# Passage given
-- -- --
IGCC plants were initially hobbled by technology integration problems, particularly related to the reliability of gasification units. These technical problems have largely been overcome, and IGCC plants are nascent entrants to the mainstream utility market.

According to General Electric (GE), an IGCC plant can have the same reliability, availability and maintenance performance as a natural gas combined-cycle plant. And GE expects to offer to utilities similar operational guarantees for IGCC equipment as for their natural gas turbines.

Toward this end, GE and Bechtel, a global engineering firm, have formed an alliance to offer “a standard commercial offering for optimized integrated combined-cycle gasification projects in North America.” Both Cinergy and American Electric Power (AEP) have signed letters-of-intent with GE and Bechtel to initiate scoping and feasibility studies for IGCC projects. AEP has publicly announced its intention to construct up to 1,200 megawatts of IGCC capacity and has begun applying to the Public Utilities Commission of Ohio for funding.

ConocoPhillips has formed a similar alliance with Fluor, a large engineering firm, to promote their IGCC offering called “E-Gas Technology,” which they plan to provide to Excelsior’s Mesaba Energy Project proposed for northeastern Minnesota in partnership with DOE. Other major utilities, such as Duke Energy, have also expressed interest in building IGCC plants. It is unclear which, if any, of these projects will come online first, but it is likely that IGCC will play a crucial role in the future of the industry under increasing regulatory constraint.

Global outlook
Rapid industrialization has led to severe environmental degradation in parts of the developing world. Air quality is particularly degraded in rapidly growing urban areas and industrial centers near power plants, which emit a suite of local and regional pollutants besides carbon dioxide. These pollutants, including particulate matter, sulfur dioxide and nitrogen oxides, severely impact local air quality and contribute to smog formation and respiratory illnesses (see story, this issue).
-- -- --
# Data extract

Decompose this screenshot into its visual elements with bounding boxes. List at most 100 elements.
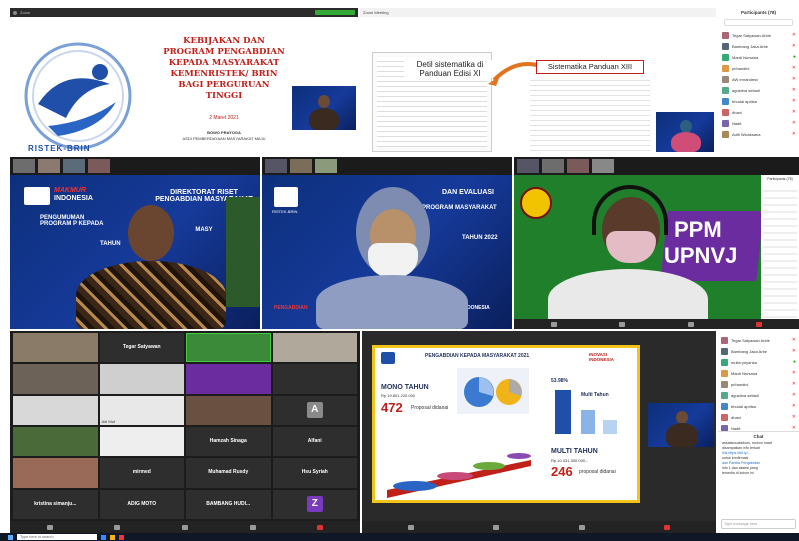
-- -- --
# Exercise aim
Using the passage on IGCC plants, say yes or no to whether each statement agrees with it, and quote the words that decide it: (a) AEP has announced plans to build up to 1,200 megawatts of IGCC capacity; (b) ConocoPhillips formed its IGCC alliance with Bechtel; (c) the passage states which IGCC project will come online first.

# Exercise output
(a) Yes: "AEP has publicly announced its intention to construct up to 1,200 megawatts of IGCC capacity"
(b) No: "ConocoPhillips has formed a similar alliance with Fluor"
(c) No: "It is unclear which, if any, of these projects will come online first"